GIVEN PASSAGE:

Ali Maqseed

Personal information
- Full name: Ali Ahmed Maqseed (Arabic:علي أحمد مقصيد)
- Date of birth: December 11, 1986 (age 39)
- Place of birth: Kuwait City, Kuwait
- Height: 1.65 m (5 ft 5 in)
- Position(s): Left back; midfielder; winger;

Youth career
- 1995–2005: Al-Arabi

Senior career*
- Years: Team / Apps / (Gls)
- 2005–2020: Al-Arabi / 265 / (35)

International career^{‡}
- 2008–2017: Kuwait / 44 / (3)

= Ali Maqseed =

Kuwaiti footballer (born 1986)

Ali Maqseed (علي مقصيد; born December 11, 1986) is a Kuwaiti football midfielder. He plays left back or left wing with many other positions for Al Arabi SC in VIVA Premier League and the Kuwait national football team.

Ali first joined the first-team when he was 18 years old.

Maqseed is well known for his talented dribbling and speed, due to that he is nicknamed "Al-Janah Al-Ta'ier" (The Flying Wing). Ali Himself has rejected all offers from other clubs around the world staying loyal for his club.

Ali started playing for the Kuwait national football team in 2008, but initially he never got to play a lot.

Ali played for Al-Arabi in the 2007 AFC Champions League group stage.

Maqseed has one son named Haidar.

On October 29, 2015 he was nominated for UAFA Arabian Footballer of the Year 2015 with Mohamed Salah and Asian Player of the Year 2015.

==Professional career==

===Al-Arabi===

====2005-06====
Ali was called up to the first team while he was still young in age (18 years). Later that season he made his debut for the club against Al-Sahel SC and played 8 other matches later that season. although the club lost Al-Kurafi Cup Final. He later won the Kuwait Emir Cup after beating Qadsia SC 2-0. Ali played his first final in his career giving Ali his first professional club title with Al-Arabi.

EXERCISES:
• a. Answer these questions using the Ali Maqseed article:
(i) What nickname does he go by?
(ii) What is his son's name?
(iii) Which club did Al-Arabi beat to win the Kuwait Emir Cup, and by what score?
• b. Based on the Ali Maqseed article, is each statement true? Answer yes or no, and quote the words that decide it.
(i) He was born in Kuwait City.
(ii) His first game for Al-Arabi was against Qadsia SC.
(iii) He has turned down offers from clubs in other parts of the world.
• c. Pick up the Ali Maqseed article where it stops and keep writing it.
The records have nothing to do with what follows.

RECORDS SUPPLIED:
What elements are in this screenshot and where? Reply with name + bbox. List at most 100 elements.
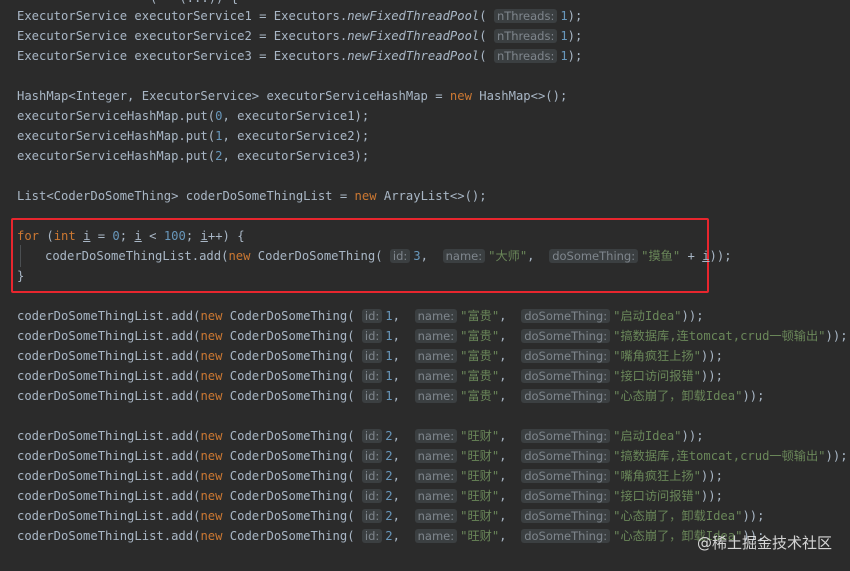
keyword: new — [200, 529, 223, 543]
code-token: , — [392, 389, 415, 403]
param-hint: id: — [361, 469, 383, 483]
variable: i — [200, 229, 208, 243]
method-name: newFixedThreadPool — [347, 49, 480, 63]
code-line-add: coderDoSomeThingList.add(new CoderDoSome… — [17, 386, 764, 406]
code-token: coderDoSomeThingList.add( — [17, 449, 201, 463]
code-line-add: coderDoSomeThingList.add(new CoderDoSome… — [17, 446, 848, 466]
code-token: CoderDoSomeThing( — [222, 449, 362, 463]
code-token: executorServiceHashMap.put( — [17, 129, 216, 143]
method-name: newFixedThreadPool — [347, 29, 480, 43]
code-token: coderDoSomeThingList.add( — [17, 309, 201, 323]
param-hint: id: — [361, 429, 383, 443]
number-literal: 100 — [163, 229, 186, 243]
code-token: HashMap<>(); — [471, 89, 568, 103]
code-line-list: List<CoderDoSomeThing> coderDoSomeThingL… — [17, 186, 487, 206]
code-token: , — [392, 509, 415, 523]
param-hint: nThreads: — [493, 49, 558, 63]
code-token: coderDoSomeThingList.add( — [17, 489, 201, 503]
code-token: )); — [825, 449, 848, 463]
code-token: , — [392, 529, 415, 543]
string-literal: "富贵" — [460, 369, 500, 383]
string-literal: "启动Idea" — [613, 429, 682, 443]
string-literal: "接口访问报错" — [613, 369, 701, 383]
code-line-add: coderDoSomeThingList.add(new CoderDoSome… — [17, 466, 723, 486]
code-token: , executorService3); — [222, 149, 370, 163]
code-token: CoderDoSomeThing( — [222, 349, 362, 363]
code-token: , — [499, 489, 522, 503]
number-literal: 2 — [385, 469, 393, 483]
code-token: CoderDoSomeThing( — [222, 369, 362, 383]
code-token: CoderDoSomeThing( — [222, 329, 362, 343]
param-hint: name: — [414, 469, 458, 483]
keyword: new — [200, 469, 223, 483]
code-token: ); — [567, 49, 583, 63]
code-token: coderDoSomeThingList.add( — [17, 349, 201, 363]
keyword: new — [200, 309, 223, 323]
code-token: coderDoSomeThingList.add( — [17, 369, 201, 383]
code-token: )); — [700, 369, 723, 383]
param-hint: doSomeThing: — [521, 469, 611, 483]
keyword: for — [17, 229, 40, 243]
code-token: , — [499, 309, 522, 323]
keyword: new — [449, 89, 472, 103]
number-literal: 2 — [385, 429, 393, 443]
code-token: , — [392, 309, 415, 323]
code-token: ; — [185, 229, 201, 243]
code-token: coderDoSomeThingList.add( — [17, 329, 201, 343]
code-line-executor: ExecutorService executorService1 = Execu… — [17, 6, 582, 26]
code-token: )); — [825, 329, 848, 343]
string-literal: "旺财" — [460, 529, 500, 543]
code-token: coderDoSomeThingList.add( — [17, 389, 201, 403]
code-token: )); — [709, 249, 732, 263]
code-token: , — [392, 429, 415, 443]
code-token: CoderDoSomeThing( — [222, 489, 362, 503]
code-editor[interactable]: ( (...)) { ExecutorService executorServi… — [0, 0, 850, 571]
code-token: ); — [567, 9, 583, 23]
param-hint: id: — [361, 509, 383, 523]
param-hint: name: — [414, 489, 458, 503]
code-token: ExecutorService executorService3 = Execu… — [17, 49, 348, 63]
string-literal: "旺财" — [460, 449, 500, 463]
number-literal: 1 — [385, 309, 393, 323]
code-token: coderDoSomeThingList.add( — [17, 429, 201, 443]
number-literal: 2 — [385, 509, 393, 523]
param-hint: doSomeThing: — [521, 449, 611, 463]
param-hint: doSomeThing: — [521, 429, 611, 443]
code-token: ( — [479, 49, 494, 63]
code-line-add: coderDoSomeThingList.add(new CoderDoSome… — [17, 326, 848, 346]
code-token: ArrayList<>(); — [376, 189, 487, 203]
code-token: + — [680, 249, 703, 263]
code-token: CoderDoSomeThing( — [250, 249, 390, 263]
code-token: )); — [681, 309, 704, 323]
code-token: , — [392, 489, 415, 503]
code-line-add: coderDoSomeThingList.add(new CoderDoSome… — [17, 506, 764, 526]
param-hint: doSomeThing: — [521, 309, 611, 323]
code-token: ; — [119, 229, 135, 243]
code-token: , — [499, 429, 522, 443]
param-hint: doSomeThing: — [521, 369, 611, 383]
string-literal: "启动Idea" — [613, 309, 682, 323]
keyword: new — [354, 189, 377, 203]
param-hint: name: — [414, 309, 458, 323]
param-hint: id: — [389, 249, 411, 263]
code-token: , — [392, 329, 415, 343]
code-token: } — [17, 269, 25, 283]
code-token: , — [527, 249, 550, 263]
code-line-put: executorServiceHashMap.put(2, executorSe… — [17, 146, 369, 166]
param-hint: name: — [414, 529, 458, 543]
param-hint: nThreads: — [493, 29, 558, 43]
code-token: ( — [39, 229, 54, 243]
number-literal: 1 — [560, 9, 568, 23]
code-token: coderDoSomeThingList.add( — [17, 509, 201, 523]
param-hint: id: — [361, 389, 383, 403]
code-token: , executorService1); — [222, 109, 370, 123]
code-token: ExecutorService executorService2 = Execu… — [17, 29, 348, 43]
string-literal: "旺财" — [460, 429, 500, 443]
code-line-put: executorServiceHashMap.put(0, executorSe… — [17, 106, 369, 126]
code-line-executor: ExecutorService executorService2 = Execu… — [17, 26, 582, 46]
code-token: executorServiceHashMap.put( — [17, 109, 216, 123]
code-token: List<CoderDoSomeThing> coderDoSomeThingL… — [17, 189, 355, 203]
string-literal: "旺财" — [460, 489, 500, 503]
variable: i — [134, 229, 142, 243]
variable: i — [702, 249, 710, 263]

* * *

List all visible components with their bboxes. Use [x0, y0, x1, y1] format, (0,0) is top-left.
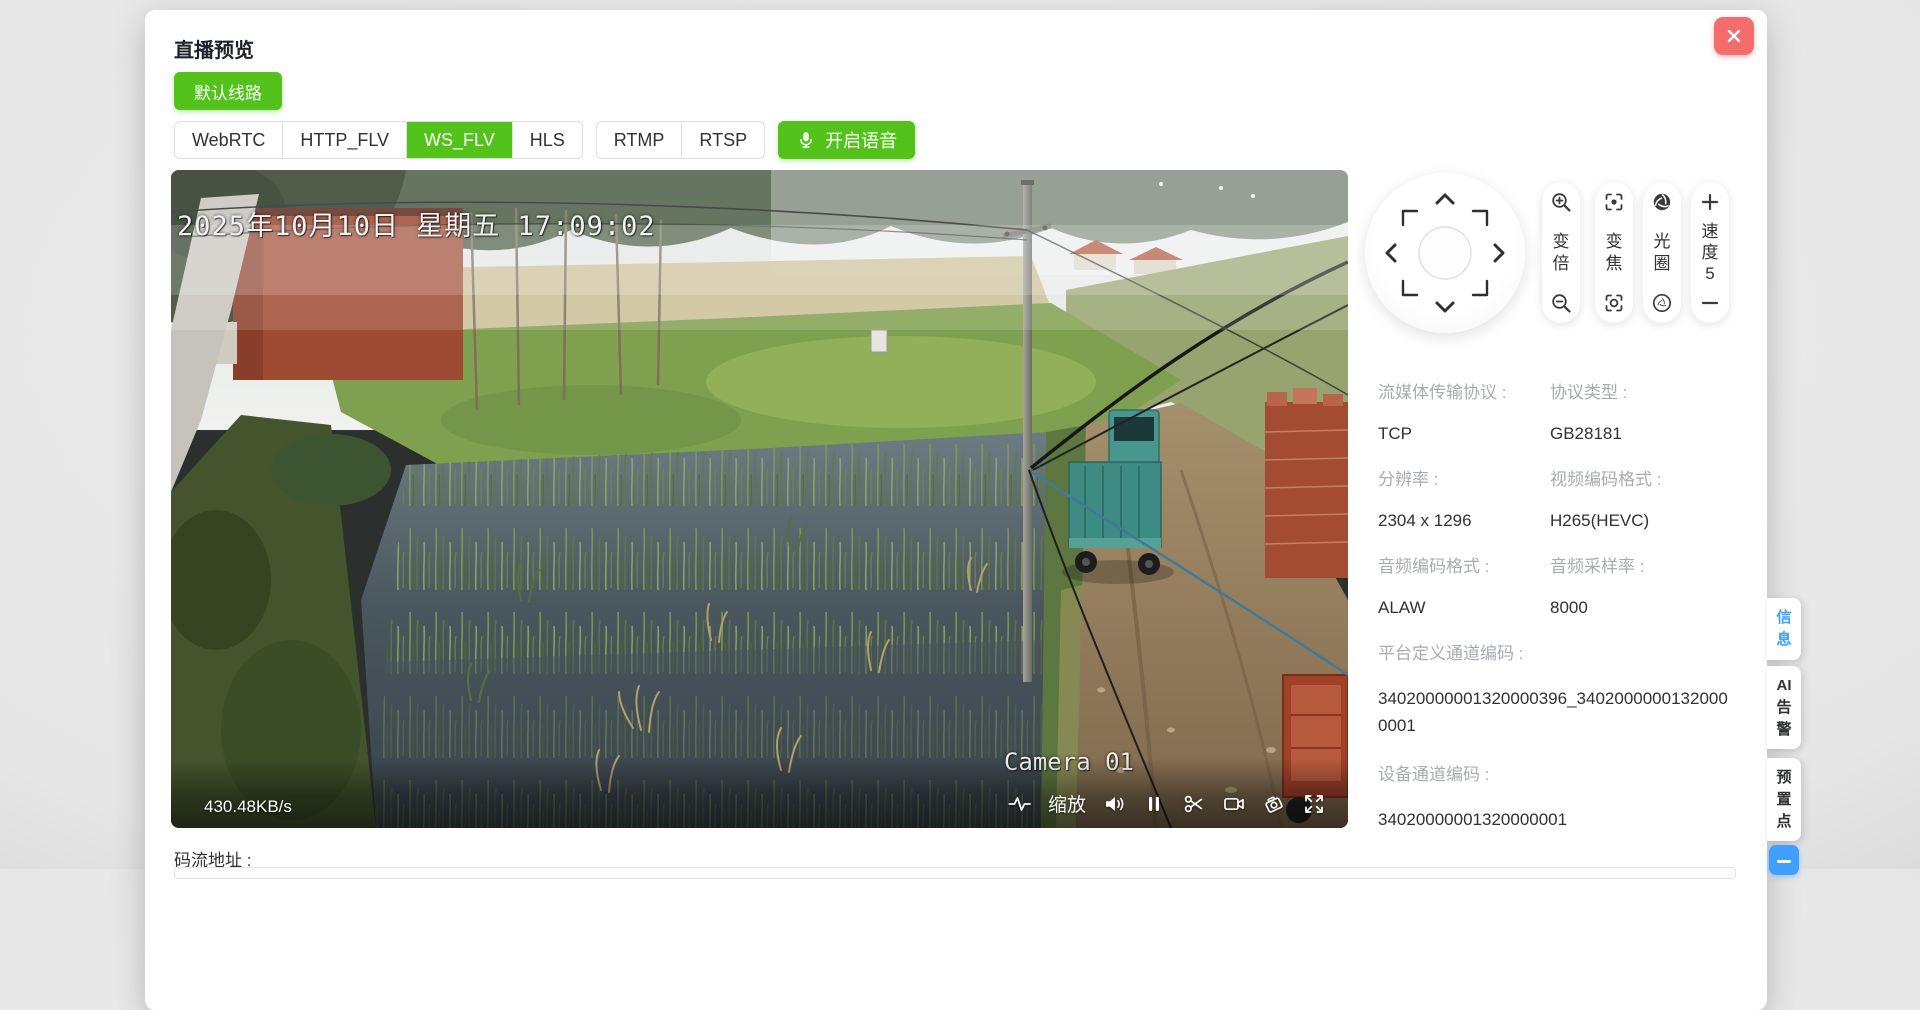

TASK ANSWERS:
• a.
(i) "Al-Janah Al-Ta'ier" (The Flying Wing)
(ii) Haidar
(iii) Qadsia SC, 2-0

• b.
(i) Yes: "Place of birth: Kuwait City, Kuwait"
(ii) No: "he made his debut for the club against Al-Sahel SC"
(iii) Yes: "Ali Himself has rejected all offers from other clubs around the world staying loyal for his club."

• c.
What A Debut Season i had with the Club even winning my first Professional title with the Club What a great Honour
— — Ali Maqseed to Club officials

Maqseed was later named Al-Arabi SC best U-23 player of the year. Although he didn't play a lot with the first-team he played most of the season with the reserves in the reserves League. Many other Newspapers started naming him the best dribbler Kuwait would see in years.

Before the final few weeks to the end of the season he was in Al-Arabi's 2006 AFC Champions League Squad but didn't play due to injury.

At the end of the season the club extended Maqaseed's contract for 6 more years with the club.

====2006-07====
After returning from injury Maqseed was the main option for the team as a first-team player.

Throughout the season Maqseed was selected for Al-Arabi SC best U-23 player of the year again.

On February 22, 2007 he played his first Kuwait Crown Prince Cup Final which Al-Arabi won 1–0 against Kazma gave him his first Crown Prince trophy and 2nd trophy with the club.

He was later called up for 2007 AFC Champions League squad he played his first match against Zawra in the group stage.

====2007-08====
He scored in 2007-08 Kuwait Emir Cup Final at half time but the game was stopped due to the sheikh died between the game. The game was played again after 1 week Al-Arabi beat Al-Salmiya SC 2-1 giving him his 3rd title.

====2008-09====
After the FA announced the new Kuwait Super Cup which was played by Al-Arabi against Kuwait SC the match ended 1-0 and he won his 4th title in his career.

VIVA Premier League team of the week 16

On October 29, 2015 nominated for UAFA Arabian Footballer of the Year 2015

==International career==

===International goals===
Scores and results list Kuwait's goal tally first.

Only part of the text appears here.